Exercise instructions:
Could you write out every entry exactly as it stands?

Records contained in a dataset:

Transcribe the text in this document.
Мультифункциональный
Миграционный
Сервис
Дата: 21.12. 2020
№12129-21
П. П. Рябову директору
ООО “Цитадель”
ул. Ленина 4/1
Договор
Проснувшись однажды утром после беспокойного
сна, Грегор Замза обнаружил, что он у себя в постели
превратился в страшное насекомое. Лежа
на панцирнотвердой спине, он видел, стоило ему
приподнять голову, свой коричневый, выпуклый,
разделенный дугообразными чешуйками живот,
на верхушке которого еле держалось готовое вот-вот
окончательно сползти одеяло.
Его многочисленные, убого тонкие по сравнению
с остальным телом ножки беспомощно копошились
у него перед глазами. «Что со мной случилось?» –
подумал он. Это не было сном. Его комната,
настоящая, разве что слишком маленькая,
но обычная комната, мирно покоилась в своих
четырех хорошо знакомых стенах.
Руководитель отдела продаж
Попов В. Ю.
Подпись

In response:
Transcribe the text in this document.
Мультифункциональный
Миграционный
Сервис
Дата: 21.12. 2020
№12129-21
П. П. Рябову директору
ООО “Цитадель”
ул. Ленина 4/1
Договор
Проснувшись однажды утром после беспокойного
сна, Грегор Замза обнаружил, что он у себя в постели
превратился в страшное насекомое. Лежа
на панцирнотвердой спине, он видел, стоило ему
приподнять голову, свой коричневый, выпуклый,
разделенный дугообразными чешуйками живот,
на верхушке которого еле держалось готовое вот-вот
окончательно сползти одеяло.
Его многочисленные, убого тонкие по сравнению
с остальным телом ножки беспомощно копошились
у него перед глазами. «Что со мной случилось?» –
подумал он. Это не было сном. Его комната,
настоящая, разве что слишком маленькая,
но обычная комната, мирно покоилась в своих
четырех хорошо знакомых стенах.
Руководитель отдела продаж
Попов В. Ю.
Подпись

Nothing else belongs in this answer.